*Stated problem*. Write the count of lines that contain the word "VDSM" and nothing else.

*Data lines*.

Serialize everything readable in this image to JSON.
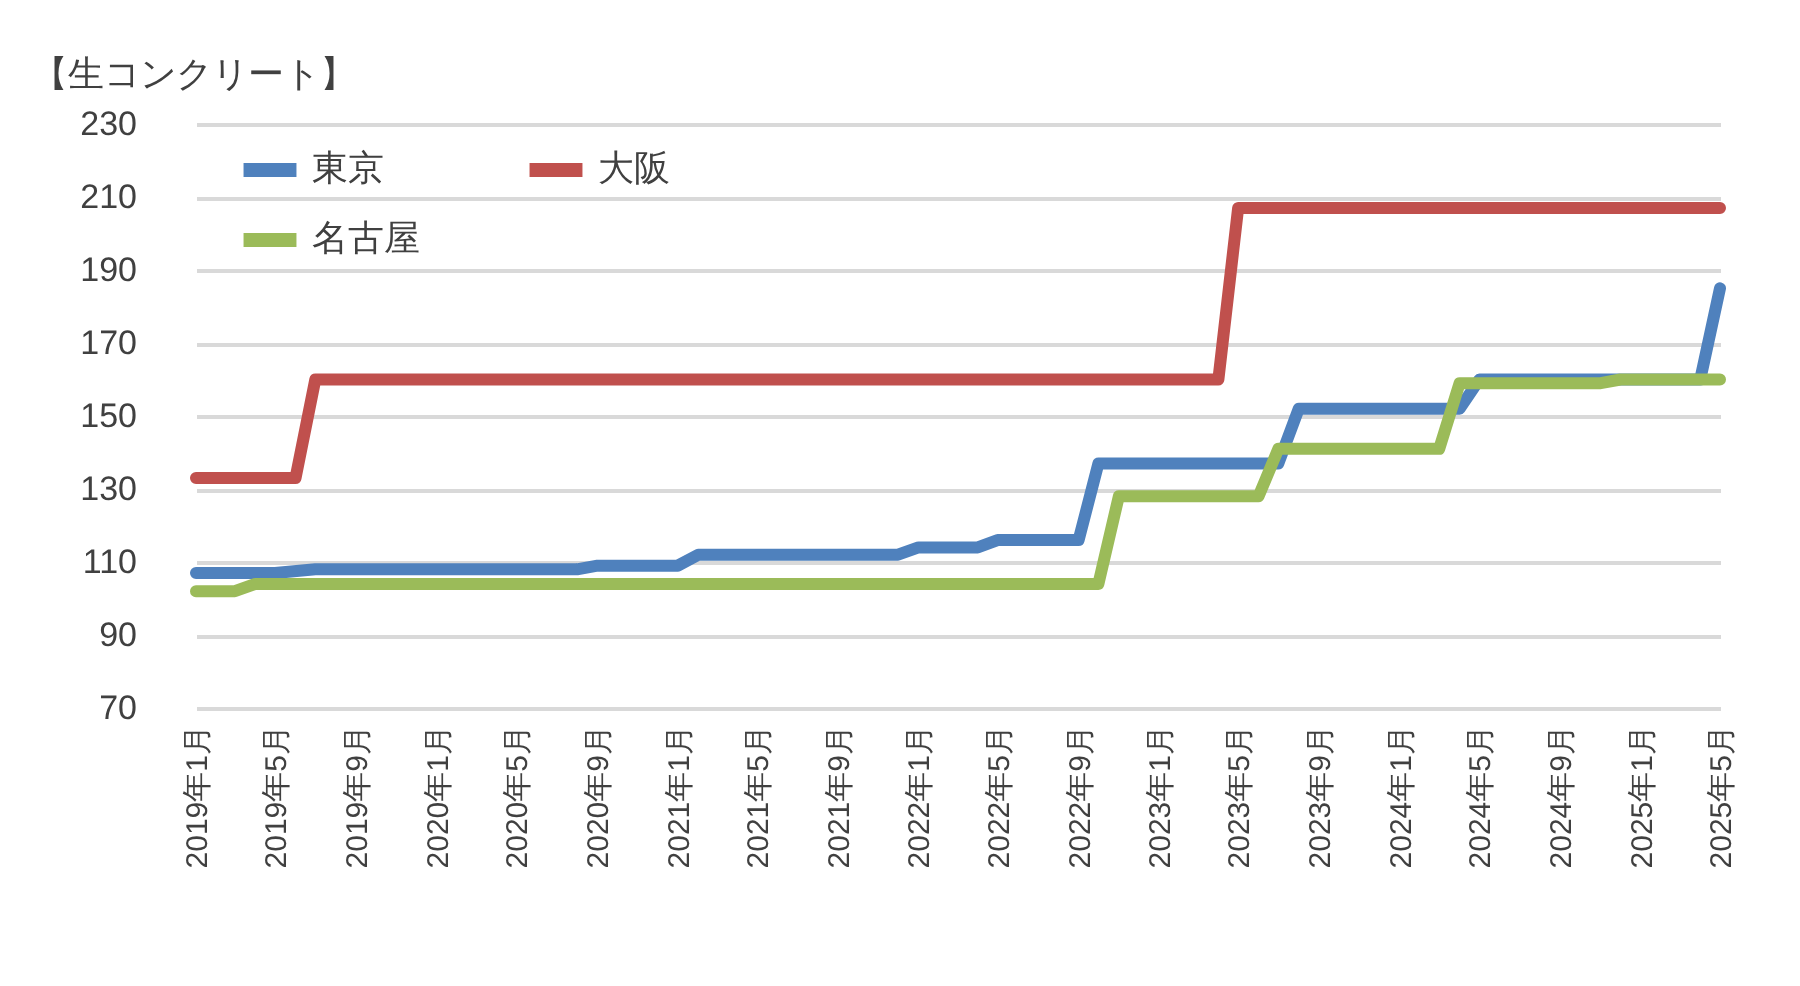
{
  "chart_data": {
    "type": "line",
    "title": "【生コンクリート】",
    "xlim": [
      "2019-01",
      "2025-05"
    ],
    "xticks": [
      {
        "value": "2019-01",
        "label": "2019年1月"
      },
      {
        "value": "2019-05",
        "label": "2019年5月"
      },
      {
        "value": "2019-09",
        "label": "2019年9月"
      },
      {
        "value": "2020-01",
        "label": "2020年1月"
      },
      {
        "value": "2020-05",
        "label": "2020年5月"
      },
      {
        "value": "2020-09",
        "label": "2020年9月"
      },
      {
        "value": "2021-01",
        "label": "2021年1月"
      },
      {
        "value": "2021-05",
        "label": "2021年5月"
      },
      {
        "value": "2021-09",
        "label": "2021年9月"
      },
      {
        "value": "2022-01",
        "label": "2022年1月"
      },
      {
        "value": "2022-05",
        "label": "2022年5月"
      },
      {
        "value": "2022-09",
        "label": "2022年9月"
      },
      {
        "value": "2023-01",
        "label": "2023年1月"
      },
      {
        "value": "2023-05",
        "label": "2023年5月"
      },
      {
        "value": "2023-09",
        "label": "2023年9月"
      },
      {
        "value": "2024-01",
        "label": "2024年1月"
      },
      {
        "value": "2024-05",
        "label": "2024年5月"
      },
      {
        "value": "2024-09",
        "label": "2024年9月"
      },
      {
        "value": "2025-01",
        "label": "2025年1月"
      },
      {
        "value": "2025-05",
        "label": "2025年5月"
      }
    ],
    "ylim": [
      70,
      230
    ],
    "yticks": [
      70,
      90,
      110,
      130,
      150,
      170,
      190,
      210,
      230
    ],
    "grid": "y",
    "legend": "top left",
    "marker": "none",
    "line_style": "solid",
    "series": [
      {
        "name": "東京",
        "color": "#4f81bd",
        "x": [
          "2019-01",
          "2019-05",
          "2019-07",
          "2020-08",
          "2020-09",
          "2021-01",
          "2021-02",
          "2021-12",
          "2022-01",
          "2022-04",
          "2022-05",
          "2022-09",
          "2022-10",
          "2023-07",
          "2023-08",
          "2024-04",
          "2024-05",
          "2025-04",
          "2025-05"
        ],
        "values": [
          107,
          107,
          108,
          108,
          109,
          109,
          112,
          112,
          114,
          114,
          116,
          116,
          137,
          137,
          152,
          152,
          160,
          160,
          185
        ]
      },
      {
        "name": "大阪",
        "color": "#c0504d",
        "x": [
          "2019-01",
          "2019-06",
          "2019-07",
          "2023-04",
          "2023-05",
          "2025-05"
        ],
        "values": [
          133,
          133,
          160,
          160,
          207,
          207
        ]
      },
      {
        "name": "名古屋",
        "color": "#9bbb59",
        "x": [
          "2019-01",
          "2019-03",
          "2019-04",
          "2022-10",
          "2022-11",
          "2023-06",
          "2023-07",
          "2024-03",
          "2024-04",
          "2024-11",
          "2024-12",
          "2025-05"
        ],
        "values": [
          102,
          102,
          104,
          104,
          128,
          128,
          141,
          141,
          159,
          159,
          160,
          160
        ]
      }
    ]
  }
}
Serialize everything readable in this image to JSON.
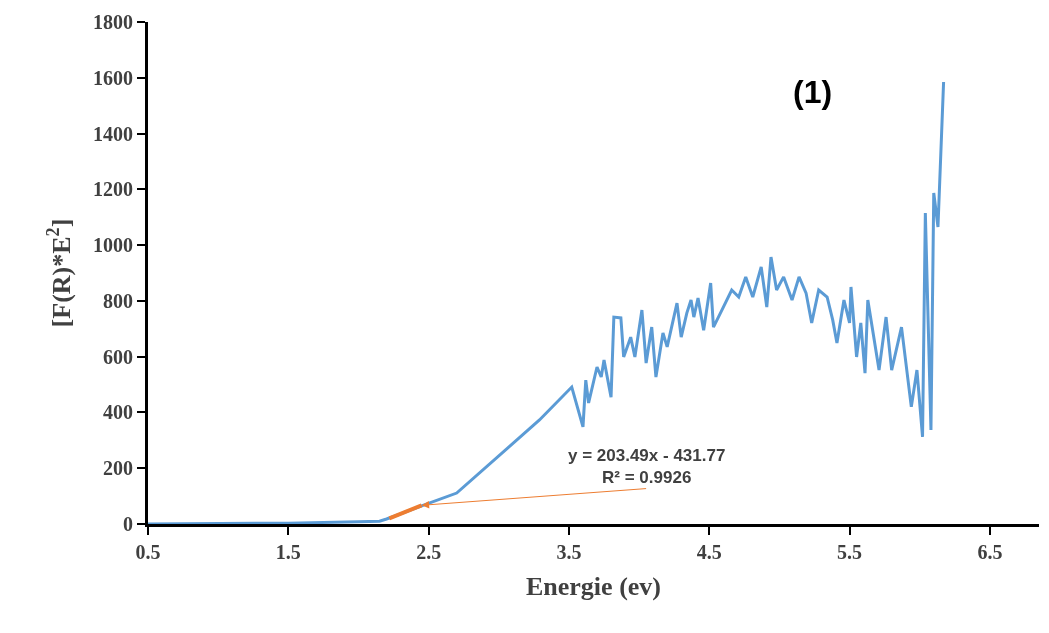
{
  "chart_data": {
    "type": "line",
    "xlabel": "Energie (ev)",
    "ylabel": "[F(R)*E$^{2}$]",
    "xlim": [
      0.5,
      6.85
    ],
    "xticks": [
      0.5,
      1.5,
      2.5,
      3.5,
      4.5,
      5.5,
      6.5
    ],
    "ylim": [
      0,
      1800
    ],
    "yticks": [
      0,
      200,
      400,
      600,
      800,
      1000,
      1200,
      1400,
      1600,
      1800
    ],
    "marker": "none",
    "line_style": "solid",
    "annotations": [
      {
        "text": "y = 203.49x - 431.77\nR² = 0.9926",
        "x": 2.45,
        "y": 67
      },
      "(1)"
    ],
    "series": [
      {
        "color": "#5b9bd5",
        "x": [
          0.5,
          1.5,
          2.0,
          2.15,
          2.2,
          2.3,
          2.45,
          2.7,
          3.29,
          3.52,
          3.6,
          3.62,
          3.64,
          3.7,
          3.73,
          3.75,
          3.8,
          3.82,
          3.87,
          3.89,
          3.94,
          3.97,
          4.02,
          4.05,
          4.09,
          4.12,
          4.17,
          4.2,
          4.27,
          4.3,
          4.34,
          4.37,
          4.39,
          4.42,
          4.46,
          4.51,
          4.53,
          4.59,
          4.66,
          4.71,
          4.76,
          4.81,
          4.87,
          4.91,
          4.94,
          4.98,
          5.03,
          5.09,
          5.14,
          5.19,
          5.23,
          5.28,
          5.34,
          5.38,
          5.41,
          5.46,
          5.5,
          5.51,
          5.55,
          5.58,
          5.61,
          5.63,
          5.71,
          5.76,
          5.8,
          5.87,
          5.94,
          5.98,
          6.02,
          6.04,
          6.08,
          6.1,
          6.13,
          6.17
        ],
        "values": [
          0,
          3,
          8,
          10,
          18,
          36,
          65,
          111,
          373,
          491,
          348,
          516,
          434,
          563,
          527,
          588,
          455,
          742,
          739,
          599,
          670,
          599,
          767,
          577,
          706,
          527,
          685,
          635,
          792,
          670,
          756,
          803,
          742,
          810,
          695,
          864,
          706,
          767,
          839,
          814,
          886,
          814,
          922,
          778,
          957,
          839,
          886,
          803,
          886,
          828,
          721,
          839,
          814,
          731,
          649,
          803,
          721,
          850,
          599,
          721,
          541,
          803,
          552,
          742,
          552,
          706,
          420,
          552,
          312,
          1115,
          337,
          1187,
          1065,
          1585
        ]
      },
      {
        "color": "#ed7d31",
        "x": [
          2.22,
          2.45
        ],
        "values": [
          20,
          67
        ]
      }
    ]
  }
}
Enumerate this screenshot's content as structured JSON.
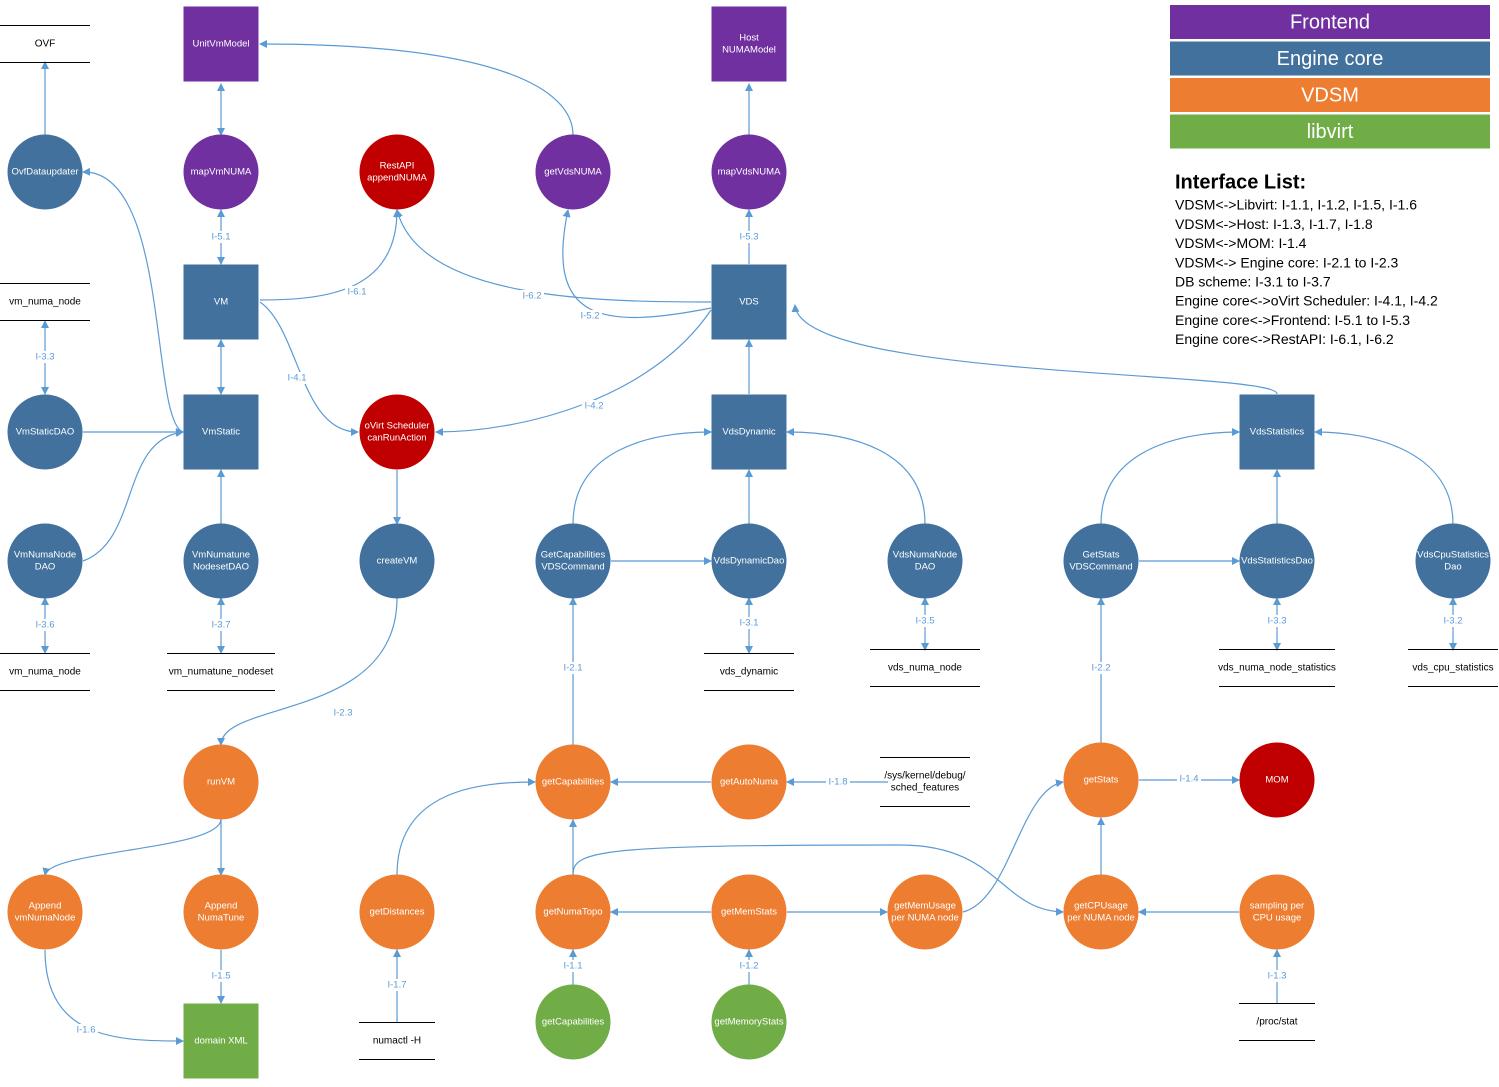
{
  "legend": [
    "Frontend",
    "Engine core",
    "VDSM",
    "libvirt"
  ],
  "interface_list": {
    "title": "Interface List:",
    "items": [
      "VDSM<->Libvirt: I-1.1, I-1.2, I-1.5, I-1.6",
      "VDSM<->Host: I-1.3, I-1.7, I-1.8",
      "VDSM<->MOM: I-1.4",
      "VDSM<-> Engine core: I-2.1 to I-2.3",
      "DB scheme: I-3.1 to I-3.7",
      "Engine core<->oVirt Scheduler: I-4.1, I-4.2",
      "Engine core<->Frontend: I-5.1 to I-5.3",
      "Engine core<->RestAPI: I-6.1, I-6.2"
    ]
  },
  "nodes": [
    {
      "label": [
        "UnitVmModel"
      ]
    },
    {
      "label": [
        "Host",
        "NUMAModel"
      ]
    },
    {
      "label": [
        "mapVmNUMA"
      ]
    },
    {
      "label": [
        "getVdsNUMA"
      ]
    },
    {
      "label": [
        "mapVdsNUMA"
      ]
    },
    {
      "label": [
        "RestAPI",
        "appendNUMA"
      ]
    },
    {
      "label": [
        "oVirt Scheduler",
        "canRunAction"
      ]
    },
    {
      "label": [
        "MOM"
      ]
    },
    {
      "label": [
        "OvfDataupdater"
      ]
    },
    {
      "label": [
        "VM"
      ]
    },
    {
      "label": [
        "VDS"
      ]
    },
    {
      "label": [
        "VmStaticDAO"
      ]
    },
    {
      "label": [
        "VmStatic"
      ]
    },
    {
      "label": [
        "VdsDynamic"
      ]
    },
    {
      "label": [
        "VdsStatistics"
      ]
    },
    {
      "label": [
        "VmNumaNode",
        "DAO"
      ]
    },
    {
      "label": [
        "VmNumatune",
        "NodesetDAO"
      ]
    },
    {
      "label": [
        "createVM"
      ]
    },
    {
      "label": [
        "GetCapabilities",
        "VDSCommand"
      ]
    },
    {
      "label": [
        "VdsDynamicDao"
      ]
    },
    {
      "label": [
        "VdsNumaNode",
        "DAO"
      ]
    },
    {
      "label": [
        "GetStats",
        "VDSCommand"
      ]
    },
    {
      "label": [
        "VdsStatisticsDao"
      ]
    },
    {
      "label": [
        "VdsCpuStatistics",
        "Dao"
      ]
    },
    {
      "label": [
        "runVM"
      ]
    },
    {
      "label": [
        "getCapabilities"
      ]
    },
    {
      "label": [
        "getAutoNuma"
      ]
    },
    {
      "label": [
        "getStats"
      ]
    },
    {
      "label": [
        "Append",
        "vmNumaNode"
      ]
    },
    {
      "label": [
        "Append",
        "NumaTune"
      ]
    },
    {
      "label": [
        "getDistances"
      ]
    },
    {
      "label": [
        "getNumaTopo"
      ]
    },
    {
      "label": [
        "getMemStats"
      ]
    },
    {
      "label": [
        "getMemUsage",
        "per NUMA node"
      ]
    },
    {
      "label": [
        "getCPUsage",
        "per NUMA node"
      ]
    },
    {
      "label": [
        "sampling per",
        "CPU usage"
      ]
    },
    {
      "label": [
        "domain XML"
      ]
    },
    {
      "label": [
        "getCapabilities"
      ]
    },
    {
      "label": [
        "getMemoryStats"
      ]
    },
    {
      "label": [
        "OVF"
      ]
    },
    {
      "label": [
        "vm_numa_node"
      ]
    },
    {
      "label": [
        "vm_numa_node"
      ]
    },
    {
      "label": [
        "vm_numatune_nodeset"
      ]
    },
    {
      "label": [
        "vds_dynamic"
      ]
    },
    {
      "label": [
        "vds_numa_node"
      ]
    },
    {
      "label": [
        "vds_numa_node_statistics"
      ]
    },
    {
      "label": [
        "vds_cpu_statistics"
      ]
    },
    {
      "label": [
        "/sys/kernel/debug/",
        "sched_features"
      ]
    },
    {
      "label": [
        "numactl -H"
      ]
    },
    {
      "label": [
        "/proc/stat"
      ]
    }
  ],
  "edge_labels": [
    "I-5.1",
    "I-6.1",
    "I-6.2",
    "I-5.2",
    "I-5.3",
    "I-4.1",
    "I-4.2",
    "I-3.3",
    "I-3.6",
    "I-3.7",
    "I-3.1",
    "I-3.5",
    "I-3.3",
    "I-3.2",
    "I-2.1",
    "I-2.2",
    "I-2.3",
    "I-1.8",
    "I-1.4",
    "I-1.5",
    "I-1.6",
    "I-1.7",
    "I-1.1",
    "I-1.2",
    "I-1.3"
  ]
}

*Reply to the exercise*. 5